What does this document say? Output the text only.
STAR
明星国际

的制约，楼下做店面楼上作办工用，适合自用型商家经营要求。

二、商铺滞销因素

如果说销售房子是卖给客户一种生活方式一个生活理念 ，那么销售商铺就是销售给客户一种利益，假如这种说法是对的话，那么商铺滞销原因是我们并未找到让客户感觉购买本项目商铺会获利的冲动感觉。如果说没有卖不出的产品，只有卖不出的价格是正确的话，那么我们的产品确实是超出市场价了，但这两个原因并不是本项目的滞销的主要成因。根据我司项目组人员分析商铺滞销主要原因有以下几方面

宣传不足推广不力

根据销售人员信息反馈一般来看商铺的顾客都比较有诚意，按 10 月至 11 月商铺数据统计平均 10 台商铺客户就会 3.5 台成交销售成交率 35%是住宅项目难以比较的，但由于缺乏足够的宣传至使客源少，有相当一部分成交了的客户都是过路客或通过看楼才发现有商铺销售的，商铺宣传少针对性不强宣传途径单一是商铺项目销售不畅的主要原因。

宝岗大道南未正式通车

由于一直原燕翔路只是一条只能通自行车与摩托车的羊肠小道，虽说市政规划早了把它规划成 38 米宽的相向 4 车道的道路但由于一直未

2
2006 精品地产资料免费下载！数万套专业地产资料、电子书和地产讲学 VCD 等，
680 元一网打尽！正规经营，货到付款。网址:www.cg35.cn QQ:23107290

** PROBLEM DETAILS **
Your task is to transcribe the listing above in full, exactly as given.

** RIGHT ANSWER **
What does this document say? Output the text only.
STAR
明星国际

的制约，楼下做店面楼上作办工用，适合自用型商家经营要求。

二、商铺滞销因素

如果说销售房子是卖给客户一种生活方式一个生活理念 ，那么销售商铺就是销售给客户一种利益，假如这种说法是对的话，那么商铺滞销原因是我们并未找到让客户感觉购买本项目商铺会获利的冲动感觉。如果说没有卖不出的产品，只有卖不出的价格是正确的话，那么我们的产品确实是超出市场价了，但这两个原因并不是本项目的滞销的主要成因。根据我司项目组人员分析商铺滞销主要原因有以下几方面

宣传不足推广不力

根据销售人员信息反馈一般来看商铺的顾客都比较有诚意，按 10 月至 11 月商铺数据统计平均 10 台商铺客户就会 3.5 台成交销售成交率 35%是住宅项目难以比较的，但由于缺乏足够的宣传至使客源少，有相当一部分成交了的客户都是过路客或通过看楼才发现有商铺销售的，商铺宣传少针对性不强宣传途径单一是商铺项目销售不畅的主要原因。

宝岗大道南未正式通车

由于一直原燕翔路只是一条只能通自行车与摩托车的羊肠小道，虽说市政规划早了把它规划成 38 米宽的相向 4 车道的道路但由于一直未

2
2006 精品地产资料免费下载！数万套专业地产资料、电子书和地产讲学 VCD 等，
680 元一网打尽！正规经营，货到付款。网址:www.cg35.cn QQ:23107290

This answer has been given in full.